----- PAGE EXTRACT -----
Protein kinase C‐mediated down‐regulation of β 2 ‐adrenergic receptor and gene expression in rat C6 glioma cells

We investigated the regulation of β 2 ‐adrenergic receptors (β 2 AR) by protein kinase C (PKC) in rat C6 glioma cells at the levels of receptor activity, protein expression and gene expression. Cells exposed to 4β‐phorbol‐12‐myristate‐13‐acetate (PMA), a potent activator of PKC, exhibited a time‐ and concentration‐dependent decrease in β 2 AR binding activity. Maximum down‐regulation was ∼50% by 24 h and western blot analysis revealed a parallel decrease in β 2 AR protein. In addition, PMA treatment resulted in an acute desensitization of β 2 AR‐stimulated cyclic AMP response prior to any reduction in receptor levels. PMA exposure also affected steady‐state β 2 AR mRNA levels in a time‐dependent, biphasic manner. During the first 4 h, levels decreased by ∼60% and then slowly recovered to ∼75% of control by 24 h. As the reduction in receptor mRNA was not due to a decrease in its stability, we examined β 2 AR gene transcription by nuclear run‐on assays. Transcriptional activity in nuclei from C6 cells treated with PMA for 2 h was reduced by 70% compared to controls. Thus PKC can regulate β 2 AR at least two levels: the first being an acute desensitization of receptor function, and the second being a more prolonged repression of receptor gene transcription that in turn results in decreased receptor expression.
-----
● **EXERCISE PROMPT**:
In the abstract on β2-adrenergic receptors in C6 glioma cells, by how much did transcriptional activity fall in nuclei from cells treated with PMA for 2 h? Please answer in one sentence. The data that follow have no connection to the text above.
----- THE DATA -----
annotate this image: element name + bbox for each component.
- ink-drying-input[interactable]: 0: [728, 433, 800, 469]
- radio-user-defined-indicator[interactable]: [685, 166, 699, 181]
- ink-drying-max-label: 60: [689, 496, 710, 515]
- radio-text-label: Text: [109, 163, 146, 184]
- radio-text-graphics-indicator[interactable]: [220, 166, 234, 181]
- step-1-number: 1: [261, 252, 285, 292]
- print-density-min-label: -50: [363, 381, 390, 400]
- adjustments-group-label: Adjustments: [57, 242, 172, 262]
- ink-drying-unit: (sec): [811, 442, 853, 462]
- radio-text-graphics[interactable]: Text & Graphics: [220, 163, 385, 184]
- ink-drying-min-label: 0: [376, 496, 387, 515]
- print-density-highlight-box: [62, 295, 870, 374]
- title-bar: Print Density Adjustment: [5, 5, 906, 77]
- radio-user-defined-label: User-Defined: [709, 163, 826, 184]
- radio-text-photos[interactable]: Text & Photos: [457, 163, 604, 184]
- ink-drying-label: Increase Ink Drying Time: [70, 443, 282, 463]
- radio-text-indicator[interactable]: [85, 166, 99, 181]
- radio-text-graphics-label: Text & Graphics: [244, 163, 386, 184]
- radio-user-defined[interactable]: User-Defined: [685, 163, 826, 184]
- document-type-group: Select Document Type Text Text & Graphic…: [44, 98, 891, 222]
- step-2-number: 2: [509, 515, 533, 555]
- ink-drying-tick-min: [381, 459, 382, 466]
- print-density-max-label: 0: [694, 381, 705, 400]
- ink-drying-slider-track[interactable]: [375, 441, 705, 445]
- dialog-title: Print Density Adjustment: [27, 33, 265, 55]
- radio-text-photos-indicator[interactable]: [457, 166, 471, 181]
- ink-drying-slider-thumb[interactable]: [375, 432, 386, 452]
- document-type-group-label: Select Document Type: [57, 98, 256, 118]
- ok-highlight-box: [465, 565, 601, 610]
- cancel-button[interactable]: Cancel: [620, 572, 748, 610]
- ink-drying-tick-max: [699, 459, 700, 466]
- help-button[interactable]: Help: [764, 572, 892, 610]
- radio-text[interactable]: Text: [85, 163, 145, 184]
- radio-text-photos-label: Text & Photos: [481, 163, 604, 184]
-----
● **OUTPUT BELOW**:
Transcriptional activity fell by 70% compared to controls.